Page segmentation data
______________________________
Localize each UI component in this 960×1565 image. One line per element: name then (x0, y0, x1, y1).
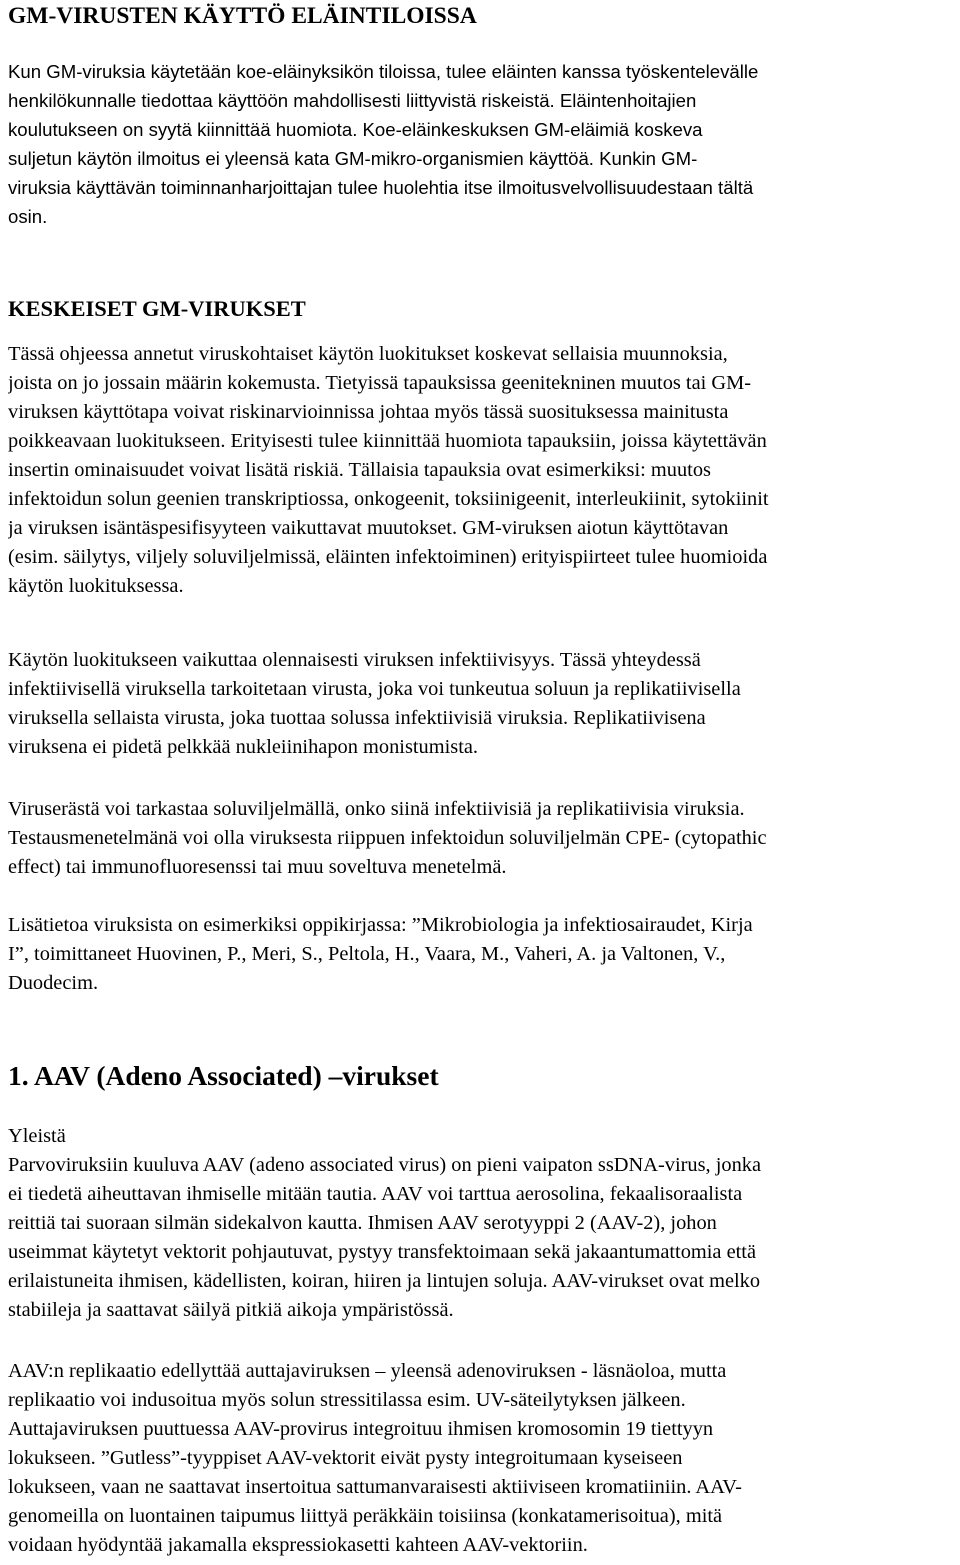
text-line: viruksia käyttävän toiminnanharjoittajan tulee huolehtia itse ilmoitusvelvollisuudestaan tältä (8, 177, 754, 198)
text-line: käytön luokituksessa. (8, 575, 184, 597)
text-line: joista on jo jossain määrin kokemusta. Tietyissä tapauksissa geenitekninen muutos tai GM- (8, 372, 752, 394)
section-paragraph-testing (8, 795, 956, 882)
text-line: Viruserästä voi tarkastaa soluviljelmällä, onko siinä infektiivisiä ja replikatiivisia viruksia. (8, 798, 745, 820)
text-line: Tässä ohjeessa annetut viruskohtaiset käytön luokitukset koskevat sellaisia muunnoksia, (8, 343, 728, 365)
text-line: poikkeavaan luokitukseen. Erityisesti tulee kiinnittää huomiota tapauksiin, joissa käytettävän (8, 430, 767, 452)
page-title: GM-VIRUSTEN KÄYTTÖ ELÄINTILOISSA (8, 3, 477, 29)
subheading-line: Yleistä (8, 1125, 66, 1147)
text-line: erilaistuneita ihmisen, kädellisten, koiran, hiiren ja lintujen soluja. AAV-virukset ovat melko (8, 1270, 761, 1292)
text-line: insertin ominaisuudet voivat lisätä riskiä. Tällaisia tapauksia ovat esimerkiksi: muutos (8, 459, 711, 481)
text-line: stabiileja ja saattavat säilyä pitkiä aikoja ympäristössä. (8, 1299, 454, 1321)
text-line: Kun GM-viruksia käytetään koe-eläinyksikön tiloissa, tulee eläinten kanssa työskentelevälle (8, 61, 759, 82)
text-line: viruksen käyttötapa voivat riskinarvioinnissa johtaa myös tässä suosituksessa mainitusta (8, 401, 729, 423)
text-line: infektiivisellä viruksella tarkoitetaan virusta, joka voi tunkeutua soluun ja replikatiivisella (8, 678, 741, 700)
text-line: henkilökunnalle tiedottaa käyttöön mahdollisesti liittyvistä riskeistä. Eläintenhoitajien (8, 90, 697, 111)
text-line: useimmat käytetyt vektorit pohjautuvat, pystyy transfektoimaan sekä jakaantumattomia että (8, 1241, 757, 1263)
text-line: voidaan hyödyntää jakamalla ekspressiokasetti kahteen AAV-vektoriin. (8, 1534, 588, 1556)
section-paragraph-references (8, 911, 956, 998)
text-line: Auttajaviruksen puuttuessa AAV-provirus integroituu ihmisen kromosomin 19 tiettyyn (8, 1418, 714, 1440)
text-line: lokukseen. ”Gutless”-tyyppiset AAV-vektorit eivät pysty integroitumaan kyseiseen (8, 1447, 683, 1469)
aav-paragraph-replication (8, 1357, 956, 1560)
text-line: suljetun käytön ilmoitus ei yleensä kata GM-mikro-organismien käyttöä. Kunkin GM- (8, 148, 698, 169)
text-line: (esim. säilytys, viljely soluviljelmissä, eläinten infektoiminen) erityispiirteet tulee huomioida (8, 546, 768, 568)
text-line: ja viruksen isäntäspesifisyyteen vaikuttavat muutokset. GM-viruksen aiotun käyttötavan (8, 517, 729, 539)
text-line: replikaatio voi indusoitua myös solun stressitilassa esim. UV-säteilytyksen jälkeen. (8, 1389, 686, 1411)
section-paragraph-infectivity (8, 646, 956, 762)
text-line: viruksella sellaista virusta, joka tuottaa solussa infektiivisiä viruksia. Replikatiivisena (8, 707, 706, 729)
text-line: koulutukseen on syytä kiinnittää huomiota. Koe-eläinkeskuksen GM-eläimiä koskeva (8, 119, 703, 140)
text-line: infektoidun solun geenien transkriptiossa, onkogeenit, toksiinigeenit, interleukiinit, sytokiinit (8, 488, 769, 510)
text-line: Duodecim. (8, 972, 99, 994)
text-line: Parvoviruksiin kuuluva AAV (adeno associated virus) on pieni vaipaton ssDNA-virus, jonka (8, 1154, 762, 1176)
text-line: I”, toimittaneet Huovinen, P., Meri, S., Peltola, H., Vaara, M., Vaheri, A. ja Valtonen, V., (8, 943, 726, 965)
text-line: reittiä tai suoraan silmän sidekalvon kautta. Ihmisen AAV serotyyppi 2 (AAV-2), johon (8, 1212, 717, 1234)
text-line: lokukseen, vaan ne saattavat insertoitua sattumanvaraisesti aktiiviseen kromatiiniin. AAV- (8, 1476, 742, 1498)
aav-heading: 1. AAV (Adeno Associated) –virukset (8, 1060, 439, 1091)
text-line: Käytön luokitukseen vaikuttaa olennaisesti viruksen infektiivisyys. Tässä yhteydessä (8, 649, 701, 671)
text-line: AAV:n replikaatio edellyttää auttajaviruksen – yleensä adenoviruksen - läsnäoloa, mutta (8, 1360, 727, 1382)
aav-paragraph-general (8, 1122, 956, 1325)
text-line: ei tiedetä aiheuttavan ihmiselle mitään tautia. AAV voi tarttua aerosolina, fekaalisoraalista (8, 1183, 743, 1205)
text-line: viruksena ei pidetä pelkkää nukleiinihapon monistumista. (8, 736, 479, 758)
text-line: effect) tai immunofluoresenssi tai muu soveltuva menetelmä. (8, 856, 507, 878)
section-paragraph-classification (8, 340, 956, 601)
text-line: genomeilla on luontainen taipumus liittyä peräkkäin toisiinsa (konkatamerisoitua), mitä (8, 1505, 723, 1527)
text-line: Testausmenetelmänä voi olla viruksesta riippuen infektoidun soluviljelmän CPE- (cytopathic (8, 827, 767, 849)
text-line: osin. (8, 206, 48, 227)
section-heading: KESKEISET GM-VIRUKSET (8, 296, 306, 321)
text-line: Lisätietoa viruksista on esimerkiksi oppikirjassa: ”Mikrobiologia ja infektiosairaudet, Kirja (8, 914, 753, 936)
intro-paragraph (8, 57, 956, 231)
______________________________
> **Exercise**
Each line above is to be duplicated exactly, and the pictures are to be omitted.

> **Task response**
Localize each UI component in this 960×1565 image. One line per element: name then (x0, y0, x1, y1).
text-line: viruksia käyttävän toiminnanharjoittajan tulee huolehtia itse ilmoitusvelvollisuudestaan tältä (8, 177, 754, 198)
text-line: käytön luokituksessa. (8, 575, 184, 597)
text-line: joista on jo jossain määrin kokemusta. Tietyissä tapauksissa geenitekninen muutos tai GM- (8, 372, 752, 394)
section-paragraph-testing (8, 795, 956, 882)
text-line: Viruserästä voi tarkastaa soluviljelmällä, onko siinä infektiivisiä ja replikatiivisia viruksia. (8, 798, 745, 820)
text-line: Tässä ohjeessa annetut viruskohtaiset käytön luokitukset koskevat sellaisia muunnoksia, (8, 343, 728, 365)
text-line: poikkeavaan luokitukseen. Erityisesti tulee kiinnittää huomiota tapauksiin, joissa käytettävän (8, 430, 767, 452)
page-title: GM-VIRUSTEN KÄYTTÖ ELÄINTILOISSA (8, 3, 477, 29)
subheading-line: Yleistä (8, 1125, 66, 1147)
text-line: erilaistuneita ihmisen, kädellisten, koiran, hiiren ja lintujen soluja. AAV-virukset ovat melko (8, 1270, 761, 1292)
text-line: insertin ominaisuudet voivat lisätä riskiä. Tällaisia tapauksia ovat esimerkiksi: muutos (8, 459, 711, 481)
text-line: stabiileja ja saattavat säilyä pitkiä aikoja ympäristössä. (8, 1299, 454, 1321)
text-line: Kun GM-viruksia käytetään koe-eläinyksikön tiloissa, tulee eläinten kanssa työskentelevälle (8, 61, 759, 82)
text-line: viruksen käyttötapa voivat riskinarvioinnissa johtaa myös tässä suosituksessa mainitusta (8, 401, 729, 423)
text-line: infektiivisellä viruksella tarkoitetaan virusta, joka voi tunkeutua soluun ja replikatiivisella (8, 678, 741, 700)
text-line: henkilökunnalle tiedottaa käyttöön mahdollisesti liittyvistä riskeistä. Eläintenhoitajien (8, 90, 697, 111)
text-line: useimmat käytetyt vektorit pohjautuvat, pystyy transfektoimaan sekä jakaantumattomia että (8, 1241, 757, 1263)
text-line: voidaan hyödyntää jakamalla ekspressiokasetti kahteen AAV-vektoriin. (8, 1534, 588, 1556)
section-paragraph-references (8, 911, 956, 998)
text-line: Auttajaviruksen puuttuessa AAV-provirus integroituu ihmisen kromosomin 19 tiettyyn (8, 1418, 714, 1440)
text-line: lokukseen. ”Gutless”-tyyppiset AAV-vektorit eivät pysty integroitumaan kyseiseen (8, 1447, 683, 1469)
aav-paragraph-replication (8, 1357, 956, 1560)
text-line: suljetun käytön ilmoitus ei yleensä kata GM-mikro-organismien käyttöä. Kunkin GM- (8, 148, 698, 169)
text-line: (esim. säilytys, viljely soluviljelmissä, eläinten infektoiminen) erityispiirteet tulee huomioida (8, 546, 768, 568)
text-line: ja viruksen isäntäspesifisyyteen vaikuttavat muutokset. GM-viruksen aiotun käyttötavan (8, 517, 729, 539)
text-line: replikaatio voi indusoitua myös solun stressitilassa esim. UV-säteilytyksen jälkeen. (8, 1389, 686, 1411)
section-paragraph-infectivity (8, 646, 956, 762)
text-line: viruksella sellaista virusta, joka tuottaa solussa infektiivisiä viruksia. Replikatiivisena (8, 707, 706, 729)
text-line: koulutukseen on syytä kiinnittää huomiota. Koe-eläinkeskuksen GM-eläimiä koskeva (8, 119, 703, 140)
text-line: infektoidun solun geenien transkriptiossa, onkogeenit, toksiinigeenit, interleukiinit, sytokiinit (8, 488, 769, 510)
text-line: Duodecim. (8, 972, 99, 994)
text-line: Parvoviruksiin kuuluva AAV (adeno associated virus) on pieni vaipaton ssDNA-virus, jonka (8, 1154, 762, 1176)
text-line: I”, toimittaneet Huovinen, P., Meri, S., Peltola, H., Vaara, M., Vaheri, A. ja Valtonen, V., (8, 943, 726, 965)
text-line: reittiä tai suoraan silmän sidekalvon kautta. Ihmisen AAV serotyyppi 2 (AAV-2), johon (8, 1212, 717, 1234)
text-line: lokukseen, vaan ne saattavat insertoitua sattumanvaraisesti aktiiviseen kromatiiniin. AAV- (8, 1476, 742, 1498)
aav-heading: 1. AAV (Adeno Associated) –virukset (8, 1060, 439, 1091)
text-line: Käytön luokitukseen vaikuttaa olennaisesti viruksen infektiivisyys. Tässä yhteydessä (8, 649, 701, 671)
text-line: AAV:n replikaatio edellyttää auttajaviruksen – yleensä adenoviruksen - läsnäoloa, mutta (8, 1360, 727, 1382)
aav-paragraph-general (8, 1122, 956, 1325)
text-line: ei tiedetä aiheuttavan ihmiselle mitään tautia. AAV voi tarttua aerosolina, fekaalisoraalista (8, 1183, 743, 1205)
text-line: viruksena ei pidetä pelkkää nukleiinihapon monistumista. (8, 736, 479, 758)
text-line: effect) tai immunofluoresenssi tai muu soveltuva menetelmä. (8, 856, 507, 878)
section-paragraph-classification (8, 340, 956, 601)
text-line: genomeilla on luontainen taipumus liittyä peräkkäin toisiinsa (konkatamerisoitua), mitä (8, 1505, 723, 1527)
text-line: Testausmenetelmänä voi olla viruksesta riippuen infektoidun soluviljelmän CPE- (cytopathic (8, 827, 767, 849)
text-line: osin. (8, 206, 48, 227)
section-heading: KESKEISET GM-VIRUKSET (8, 296, 306, 321)
text-line: Lisätietoa viruksista on esimerkiksi oppikirjassa: ”Mikrobiologia ja infektiosairaudet, Kirja (8, 914, 753, 936)
intro-paragraph (8, 57, 956, 231)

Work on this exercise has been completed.